• _EXERCISE GOAL_
Rename "y-tick-label" to "y-axis-tick" in the stretch from the start of the lines through the line containing "data-point: [727, 223, 745, 241]", and write out those lines again with nothing else changed.

Dataset entries:
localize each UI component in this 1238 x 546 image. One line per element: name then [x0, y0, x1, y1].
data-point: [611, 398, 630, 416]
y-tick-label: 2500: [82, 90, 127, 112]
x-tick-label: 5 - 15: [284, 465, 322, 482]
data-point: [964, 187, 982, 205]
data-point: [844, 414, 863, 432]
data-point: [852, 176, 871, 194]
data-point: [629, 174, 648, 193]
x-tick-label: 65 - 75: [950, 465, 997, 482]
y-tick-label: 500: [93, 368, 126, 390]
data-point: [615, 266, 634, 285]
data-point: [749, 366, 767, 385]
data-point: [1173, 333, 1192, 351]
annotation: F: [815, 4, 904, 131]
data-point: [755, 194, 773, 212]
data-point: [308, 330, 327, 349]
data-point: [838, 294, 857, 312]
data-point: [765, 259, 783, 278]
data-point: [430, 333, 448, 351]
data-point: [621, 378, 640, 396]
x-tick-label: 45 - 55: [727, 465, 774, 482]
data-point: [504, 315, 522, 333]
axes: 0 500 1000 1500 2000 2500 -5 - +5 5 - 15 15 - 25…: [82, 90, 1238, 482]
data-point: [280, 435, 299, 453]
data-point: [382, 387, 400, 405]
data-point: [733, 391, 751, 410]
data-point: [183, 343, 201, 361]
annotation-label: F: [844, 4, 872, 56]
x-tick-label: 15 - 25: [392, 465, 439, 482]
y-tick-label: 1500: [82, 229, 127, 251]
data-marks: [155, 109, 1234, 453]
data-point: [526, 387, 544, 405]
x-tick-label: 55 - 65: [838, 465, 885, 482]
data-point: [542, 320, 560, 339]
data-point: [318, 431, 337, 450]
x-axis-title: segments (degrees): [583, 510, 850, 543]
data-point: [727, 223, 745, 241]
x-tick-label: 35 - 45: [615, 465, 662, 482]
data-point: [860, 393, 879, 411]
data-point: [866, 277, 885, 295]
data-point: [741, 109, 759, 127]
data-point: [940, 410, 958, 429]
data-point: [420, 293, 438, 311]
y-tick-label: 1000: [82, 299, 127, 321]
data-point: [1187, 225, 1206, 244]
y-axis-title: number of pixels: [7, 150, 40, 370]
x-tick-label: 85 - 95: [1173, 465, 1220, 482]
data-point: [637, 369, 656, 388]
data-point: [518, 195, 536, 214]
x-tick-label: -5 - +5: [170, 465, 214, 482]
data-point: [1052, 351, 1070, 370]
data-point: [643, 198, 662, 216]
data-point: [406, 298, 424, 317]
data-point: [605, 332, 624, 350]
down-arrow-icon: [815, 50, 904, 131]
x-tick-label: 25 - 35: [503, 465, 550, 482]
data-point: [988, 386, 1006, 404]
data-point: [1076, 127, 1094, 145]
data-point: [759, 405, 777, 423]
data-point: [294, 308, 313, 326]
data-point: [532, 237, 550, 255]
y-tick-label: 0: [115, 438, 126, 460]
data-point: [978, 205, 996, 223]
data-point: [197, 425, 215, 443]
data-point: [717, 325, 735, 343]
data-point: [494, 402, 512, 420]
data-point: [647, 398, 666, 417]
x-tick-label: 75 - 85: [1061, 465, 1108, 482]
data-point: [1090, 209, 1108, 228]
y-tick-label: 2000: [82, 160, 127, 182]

• _TASK OUTPUT_
localize each UI component in this 1238 x 546 image. One line per element: name then [x0, y0, x1, y1].
data-point: [611, 398, 630, 416]
y-axis-tick: 2500: [82, 90, 127, 112]
x-tick-label: 5 - 15: [284, 465, 322, 482]
data-point: [964, 187, 982, 205]
data-point: [844, 414, 863, 432]
data-point: [852, 176, 871, 194]
data-point: [629, 174, 648, 193]
x-tick-label: 65 - 75: [950, 465, 997, 482]
y-axis-tick: 500: [93, 368, 126, 390]
data-point: [615, 266, 634, 285]
data-point: [749, 366, 767, 385]
data-point: [1173, 333, 1192, 351]
annotation: F: [815, 4, 904, 131]
data-point: [755, 194, 773, 212]
data-point: [308, 330, 327, 349]
data-point: [838, 294, 857, 312]
data-point: [765, 259, 783, 278]
data-point: [430, 333, 448, 351]
data-point: [621, 378, 640, 396]
x-tick-label: 45 - 55: [727, 465, 774, 482]
data-point: [504, 315, 522, 333]
axes: 0 500 1000 1500 2000 2500 -5 - +5 5 - 15 15 - 25…: [82, 90, 1238, 482]
data-point: [280, 435, 299, 453]
data-point: [382, 387, 400, 405]
data-point: [733, 391, 751, 410]
data-point: [183, 343, 201, 361]
annotation-label: F: [844, 4, 872, 56]
x-tick-label: 15 - 25: [392, 465, 439, 482]
y-axis-tick: 1500: [82, 229, 127, 251]
data-marks: [155, 109, 1234, 453]
data-point: [526, 387, 544, 405]
x-tick-label: 55 - 65: [838, 465, 885, 482]
data-point: [542, 320, 560, 339]
data-point: [318, 431, 337, 450]
x-axis-title: segments (degrees): [583, 510, 850, 543]
data-point: [727, 223, 745, 241]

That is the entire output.